[START Data supplied]
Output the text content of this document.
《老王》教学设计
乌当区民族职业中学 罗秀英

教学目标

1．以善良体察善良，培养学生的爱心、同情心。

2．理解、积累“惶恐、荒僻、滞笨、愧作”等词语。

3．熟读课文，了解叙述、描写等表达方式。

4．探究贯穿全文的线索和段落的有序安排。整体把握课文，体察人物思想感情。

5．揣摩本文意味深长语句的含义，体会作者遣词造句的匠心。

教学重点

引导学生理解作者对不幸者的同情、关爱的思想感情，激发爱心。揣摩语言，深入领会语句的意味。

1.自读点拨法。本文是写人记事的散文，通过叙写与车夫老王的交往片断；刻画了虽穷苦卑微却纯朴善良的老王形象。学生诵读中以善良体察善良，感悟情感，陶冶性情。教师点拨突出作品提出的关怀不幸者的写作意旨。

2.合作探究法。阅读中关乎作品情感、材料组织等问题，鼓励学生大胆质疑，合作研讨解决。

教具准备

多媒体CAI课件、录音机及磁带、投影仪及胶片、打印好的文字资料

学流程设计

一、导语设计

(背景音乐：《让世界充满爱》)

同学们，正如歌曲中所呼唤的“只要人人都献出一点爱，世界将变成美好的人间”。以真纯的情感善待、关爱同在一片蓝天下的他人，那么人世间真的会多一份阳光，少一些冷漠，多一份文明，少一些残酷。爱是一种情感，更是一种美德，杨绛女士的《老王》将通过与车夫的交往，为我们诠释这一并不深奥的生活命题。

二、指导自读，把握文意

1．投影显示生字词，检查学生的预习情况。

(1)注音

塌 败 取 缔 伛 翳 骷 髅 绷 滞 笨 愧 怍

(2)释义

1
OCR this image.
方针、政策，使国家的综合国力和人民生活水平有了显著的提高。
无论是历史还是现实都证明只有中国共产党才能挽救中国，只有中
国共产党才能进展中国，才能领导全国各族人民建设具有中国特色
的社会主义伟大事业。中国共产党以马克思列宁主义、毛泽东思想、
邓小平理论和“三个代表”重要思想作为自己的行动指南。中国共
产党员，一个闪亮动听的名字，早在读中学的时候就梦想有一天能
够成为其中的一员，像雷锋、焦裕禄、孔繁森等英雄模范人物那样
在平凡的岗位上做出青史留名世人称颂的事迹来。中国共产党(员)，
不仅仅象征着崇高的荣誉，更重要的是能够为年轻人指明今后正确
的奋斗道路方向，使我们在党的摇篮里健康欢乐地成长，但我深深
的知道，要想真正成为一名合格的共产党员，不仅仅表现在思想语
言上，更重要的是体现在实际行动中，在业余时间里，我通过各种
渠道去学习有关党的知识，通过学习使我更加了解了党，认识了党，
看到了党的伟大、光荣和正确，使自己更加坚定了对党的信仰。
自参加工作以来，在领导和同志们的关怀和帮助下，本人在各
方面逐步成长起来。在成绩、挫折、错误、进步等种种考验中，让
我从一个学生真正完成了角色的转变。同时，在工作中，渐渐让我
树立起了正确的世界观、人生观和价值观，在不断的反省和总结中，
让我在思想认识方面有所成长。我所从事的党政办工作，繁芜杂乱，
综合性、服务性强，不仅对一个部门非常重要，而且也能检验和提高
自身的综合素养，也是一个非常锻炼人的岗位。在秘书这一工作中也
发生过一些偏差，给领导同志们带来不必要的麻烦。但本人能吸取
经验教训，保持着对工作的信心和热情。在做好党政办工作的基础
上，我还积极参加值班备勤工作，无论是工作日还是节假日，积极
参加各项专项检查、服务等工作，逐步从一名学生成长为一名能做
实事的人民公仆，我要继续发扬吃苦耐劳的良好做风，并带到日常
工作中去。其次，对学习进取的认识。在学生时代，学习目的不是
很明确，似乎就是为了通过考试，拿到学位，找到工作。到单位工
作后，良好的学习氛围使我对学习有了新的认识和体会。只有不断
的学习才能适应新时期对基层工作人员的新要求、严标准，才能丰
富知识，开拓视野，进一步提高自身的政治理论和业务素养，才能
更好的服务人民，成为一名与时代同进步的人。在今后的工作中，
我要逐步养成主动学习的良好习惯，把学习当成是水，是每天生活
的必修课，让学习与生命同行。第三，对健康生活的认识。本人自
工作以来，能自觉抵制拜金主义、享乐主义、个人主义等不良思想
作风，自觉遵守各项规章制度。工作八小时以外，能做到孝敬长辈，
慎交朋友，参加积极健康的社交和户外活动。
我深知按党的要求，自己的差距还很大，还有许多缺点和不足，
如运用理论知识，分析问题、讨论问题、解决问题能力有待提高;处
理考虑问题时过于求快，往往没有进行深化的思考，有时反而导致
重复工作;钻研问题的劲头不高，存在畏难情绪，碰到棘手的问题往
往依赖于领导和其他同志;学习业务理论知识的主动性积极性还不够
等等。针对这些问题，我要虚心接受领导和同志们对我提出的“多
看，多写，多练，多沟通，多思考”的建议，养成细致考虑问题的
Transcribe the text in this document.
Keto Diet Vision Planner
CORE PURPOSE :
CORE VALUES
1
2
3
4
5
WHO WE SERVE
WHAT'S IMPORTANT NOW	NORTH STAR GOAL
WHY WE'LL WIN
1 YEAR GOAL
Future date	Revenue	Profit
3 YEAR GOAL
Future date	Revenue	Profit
[END Data supplied]
Copy each line containing the word "GOAL" from the data.

# Output for this exercise
WHAT'S IMPORTANT NOW	NORTH STAR GOAL
1 YEAR GOAL
3 YEAR GOAL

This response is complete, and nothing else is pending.